▶ Required task
Restate word for word the lines from the one containing "What's the underlying" through the end of the listing below, with both ends included.

▶ Record set
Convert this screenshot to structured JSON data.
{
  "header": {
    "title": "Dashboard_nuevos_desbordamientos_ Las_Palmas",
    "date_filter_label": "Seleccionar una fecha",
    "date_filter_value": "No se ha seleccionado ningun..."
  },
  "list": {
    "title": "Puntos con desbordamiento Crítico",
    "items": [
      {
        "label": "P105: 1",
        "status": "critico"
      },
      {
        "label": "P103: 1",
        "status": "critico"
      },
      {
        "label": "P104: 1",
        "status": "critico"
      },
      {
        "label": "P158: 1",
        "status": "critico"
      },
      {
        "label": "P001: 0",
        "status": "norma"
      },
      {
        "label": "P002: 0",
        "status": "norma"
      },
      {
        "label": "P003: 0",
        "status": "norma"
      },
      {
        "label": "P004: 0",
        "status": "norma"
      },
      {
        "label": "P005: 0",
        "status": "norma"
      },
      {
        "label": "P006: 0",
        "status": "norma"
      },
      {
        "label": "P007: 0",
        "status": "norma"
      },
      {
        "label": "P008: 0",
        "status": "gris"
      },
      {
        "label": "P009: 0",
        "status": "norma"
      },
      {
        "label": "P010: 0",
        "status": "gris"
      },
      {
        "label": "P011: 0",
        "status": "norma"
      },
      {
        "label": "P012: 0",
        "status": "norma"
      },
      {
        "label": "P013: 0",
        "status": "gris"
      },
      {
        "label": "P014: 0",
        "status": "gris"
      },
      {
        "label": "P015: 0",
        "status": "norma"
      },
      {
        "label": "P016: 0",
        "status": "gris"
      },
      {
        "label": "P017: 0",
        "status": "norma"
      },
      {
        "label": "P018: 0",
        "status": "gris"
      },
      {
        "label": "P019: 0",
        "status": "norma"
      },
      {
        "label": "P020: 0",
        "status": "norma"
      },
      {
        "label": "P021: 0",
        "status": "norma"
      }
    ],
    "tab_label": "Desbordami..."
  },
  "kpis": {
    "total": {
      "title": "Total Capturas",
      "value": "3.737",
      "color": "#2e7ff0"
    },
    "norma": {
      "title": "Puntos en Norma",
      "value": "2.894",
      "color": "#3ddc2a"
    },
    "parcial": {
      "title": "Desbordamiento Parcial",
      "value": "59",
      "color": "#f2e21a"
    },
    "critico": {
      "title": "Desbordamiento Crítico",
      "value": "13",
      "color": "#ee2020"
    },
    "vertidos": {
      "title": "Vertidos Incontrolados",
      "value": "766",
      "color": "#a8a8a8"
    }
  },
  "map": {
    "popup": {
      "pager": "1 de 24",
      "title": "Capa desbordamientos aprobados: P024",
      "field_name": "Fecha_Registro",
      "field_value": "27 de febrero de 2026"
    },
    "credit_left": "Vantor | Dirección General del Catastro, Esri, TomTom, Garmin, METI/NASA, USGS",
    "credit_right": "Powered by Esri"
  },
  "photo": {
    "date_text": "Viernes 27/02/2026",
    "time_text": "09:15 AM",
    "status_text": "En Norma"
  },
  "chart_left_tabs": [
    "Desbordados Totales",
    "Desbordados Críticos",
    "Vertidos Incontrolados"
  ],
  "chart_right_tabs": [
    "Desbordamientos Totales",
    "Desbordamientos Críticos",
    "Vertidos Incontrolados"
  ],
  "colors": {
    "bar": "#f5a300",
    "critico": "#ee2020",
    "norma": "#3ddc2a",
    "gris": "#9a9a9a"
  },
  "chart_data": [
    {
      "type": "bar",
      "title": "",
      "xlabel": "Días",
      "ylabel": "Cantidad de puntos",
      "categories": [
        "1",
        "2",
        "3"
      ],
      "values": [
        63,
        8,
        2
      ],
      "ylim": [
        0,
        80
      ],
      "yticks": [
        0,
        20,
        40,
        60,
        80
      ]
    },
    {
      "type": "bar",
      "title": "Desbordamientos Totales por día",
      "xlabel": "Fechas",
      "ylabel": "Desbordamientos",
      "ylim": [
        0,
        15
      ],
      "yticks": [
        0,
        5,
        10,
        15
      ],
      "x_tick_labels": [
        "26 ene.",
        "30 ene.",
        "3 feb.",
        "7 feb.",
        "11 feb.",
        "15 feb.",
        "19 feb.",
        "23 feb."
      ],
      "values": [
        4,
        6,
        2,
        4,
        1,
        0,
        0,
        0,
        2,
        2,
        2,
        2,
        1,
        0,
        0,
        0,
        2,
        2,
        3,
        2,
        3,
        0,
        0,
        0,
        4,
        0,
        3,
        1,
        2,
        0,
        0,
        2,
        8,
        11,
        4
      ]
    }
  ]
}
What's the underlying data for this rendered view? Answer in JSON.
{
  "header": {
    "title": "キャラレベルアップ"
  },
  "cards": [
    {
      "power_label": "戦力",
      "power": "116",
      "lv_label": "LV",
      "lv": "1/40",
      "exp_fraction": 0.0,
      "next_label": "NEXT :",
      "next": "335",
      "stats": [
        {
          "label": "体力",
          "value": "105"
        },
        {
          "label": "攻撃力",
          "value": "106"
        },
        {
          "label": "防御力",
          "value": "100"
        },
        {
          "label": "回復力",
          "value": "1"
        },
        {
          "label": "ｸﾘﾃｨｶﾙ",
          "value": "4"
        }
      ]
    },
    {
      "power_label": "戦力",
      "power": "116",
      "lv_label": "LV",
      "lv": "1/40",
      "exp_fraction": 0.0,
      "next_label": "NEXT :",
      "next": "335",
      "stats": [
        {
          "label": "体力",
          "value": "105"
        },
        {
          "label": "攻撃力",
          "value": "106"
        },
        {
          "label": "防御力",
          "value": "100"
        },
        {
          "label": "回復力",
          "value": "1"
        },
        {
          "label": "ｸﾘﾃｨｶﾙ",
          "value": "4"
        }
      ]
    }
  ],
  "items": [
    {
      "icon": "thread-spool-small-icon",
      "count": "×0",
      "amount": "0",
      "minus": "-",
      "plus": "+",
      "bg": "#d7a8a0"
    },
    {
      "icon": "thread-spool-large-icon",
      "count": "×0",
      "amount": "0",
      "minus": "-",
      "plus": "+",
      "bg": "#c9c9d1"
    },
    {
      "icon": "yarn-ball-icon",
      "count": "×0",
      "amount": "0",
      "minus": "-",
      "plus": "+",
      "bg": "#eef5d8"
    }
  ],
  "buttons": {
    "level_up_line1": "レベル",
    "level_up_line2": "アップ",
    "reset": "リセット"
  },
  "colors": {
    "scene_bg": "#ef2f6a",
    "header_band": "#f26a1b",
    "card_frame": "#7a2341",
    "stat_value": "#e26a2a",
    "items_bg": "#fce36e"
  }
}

▶ Task answer
What's the underlying data for this rendered view? Answer in JSON.
{
  "header": {
    "title": "キャラレベルアップ"
  },
  "cards": [
    {
      "power_label": "戦力",
      "power": "116",
      "lv_label": "LV",
      "lv": "1/40",
      "exp_fraction": 0.0,
      "next_label": "NEXT :",
      "next": "335",
      "stats": [
        {
          "label": "体力",
          "value": "105"
        },
        {
          "label": "攻撃力",
          "value": "106"
        },
        {
          "label": "防御力",
          "value": "100"
        },
        {
          "label": "回復力",
          "value": "1"
        },
        {
          "label": "ｸﾘﾃｨｶﾙ",
          "value": "4"
        }
      ]
    },
    {
      "power_label": "戦力",
      "power": "116",
      "lv_label": "LV",
      "lv": "1/40",
      "exp_fraction": 0.0,
      "next_label": "NEXT :",
      "next": "335",
      "stats": [
        {
          "label": "体力",
          "value": "105"
        },
        {
          "label": "攻撃力",
          "value": "106"
        },
        {
          "label": "防御力",
          "value": "100"
        },
        {
          "label": "回復力",
          "value": "1"
        },
        {
          "label": "ｸﾘﾃｨｶﾙ",
          "value": "4"
        }
      ]
    }
  ],
  "items": [
    {
      "icon": "thread-spool-small-icon",
      "count": "×0",
      "amount": "0",
      "minus": "-",
      "plus": "+",
      "bg": "#d7a8a0"
    },
    {
      "icon": "thread-spool-large-icon",
      "count": "×0",
      "amount": "0",
      "minus": "-",
      "plus": "+",
      "bg": "#c9c9d1"
    },
    {
      "icon": "yarn-ball-icon",
      "count": "×0",
      "amount": "0",
      "minus": "-",
      "plus": "+",
      "bg": "#eef5d8"
    }
  ],
  "buttons": {
    "level_up_line1": "レベル",
    "level_up_line2": "アップ",
    "reset": "リセット"
  },
  "colors": {
    "scene_bg": "#ef2f6a",
    "header_band": "#f26a1b",
    "card_frame": "#7a2341",
    "stat_value": "#e26a2a",
    "items_bg": "#fce36e"
  }
}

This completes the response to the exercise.